Give a count of the lines below that have the string "JSON" in them, with no other words.

-- DATASET ENTRIES start --

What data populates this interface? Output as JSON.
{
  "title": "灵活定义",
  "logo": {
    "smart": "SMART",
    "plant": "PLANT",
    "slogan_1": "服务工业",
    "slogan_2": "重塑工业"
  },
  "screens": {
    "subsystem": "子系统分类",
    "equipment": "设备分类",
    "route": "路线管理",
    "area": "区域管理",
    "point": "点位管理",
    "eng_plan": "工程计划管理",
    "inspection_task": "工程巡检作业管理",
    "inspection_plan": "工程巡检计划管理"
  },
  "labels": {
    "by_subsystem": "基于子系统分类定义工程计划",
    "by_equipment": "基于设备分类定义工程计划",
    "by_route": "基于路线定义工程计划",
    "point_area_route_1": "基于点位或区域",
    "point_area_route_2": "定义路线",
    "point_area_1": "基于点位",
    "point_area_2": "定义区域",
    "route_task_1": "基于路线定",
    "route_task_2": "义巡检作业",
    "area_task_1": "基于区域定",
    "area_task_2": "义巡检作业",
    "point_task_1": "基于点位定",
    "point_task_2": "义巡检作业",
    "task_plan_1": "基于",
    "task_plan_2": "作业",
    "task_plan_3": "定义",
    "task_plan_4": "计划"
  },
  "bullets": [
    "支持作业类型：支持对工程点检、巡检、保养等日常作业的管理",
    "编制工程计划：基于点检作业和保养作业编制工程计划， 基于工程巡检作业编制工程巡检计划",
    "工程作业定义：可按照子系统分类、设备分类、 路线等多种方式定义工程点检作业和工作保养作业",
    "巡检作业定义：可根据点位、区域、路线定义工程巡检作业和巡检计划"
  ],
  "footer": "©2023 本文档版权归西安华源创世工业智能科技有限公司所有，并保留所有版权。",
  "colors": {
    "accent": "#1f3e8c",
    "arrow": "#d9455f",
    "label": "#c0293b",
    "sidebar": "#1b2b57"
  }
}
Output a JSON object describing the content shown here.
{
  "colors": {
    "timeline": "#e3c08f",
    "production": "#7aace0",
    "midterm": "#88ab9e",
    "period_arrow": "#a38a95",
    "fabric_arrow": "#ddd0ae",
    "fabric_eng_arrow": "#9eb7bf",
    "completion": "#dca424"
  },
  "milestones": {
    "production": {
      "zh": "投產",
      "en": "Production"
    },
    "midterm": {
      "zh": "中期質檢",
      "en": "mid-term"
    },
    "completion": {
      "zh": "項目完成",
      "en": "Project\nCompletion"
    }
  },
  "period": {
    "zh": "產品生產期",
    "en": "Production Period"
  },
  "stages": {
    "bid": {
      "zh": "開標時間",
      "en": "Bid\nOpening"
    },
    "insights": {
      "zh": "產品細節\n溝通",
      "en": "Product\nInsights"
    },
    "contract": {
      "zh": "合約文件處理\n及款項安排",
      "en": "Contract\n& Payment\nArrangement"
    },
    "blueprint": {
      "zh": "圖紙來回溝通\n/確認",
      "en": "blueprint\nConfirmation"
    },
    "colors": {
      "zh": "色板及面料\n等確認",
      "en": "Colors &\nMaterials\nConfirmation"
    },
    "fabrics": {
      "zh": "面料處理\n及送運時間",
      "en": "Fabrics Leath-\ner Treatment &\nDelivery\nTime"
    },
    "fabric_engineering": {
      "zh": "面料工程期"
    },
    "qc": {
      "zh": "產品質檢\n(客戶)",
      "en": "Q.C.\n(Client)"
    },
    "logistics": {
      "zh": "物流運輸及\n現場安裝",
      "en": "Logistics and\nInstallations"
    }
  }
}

-- DATASET ENTRIES end --

### RESPONSE BELOW
2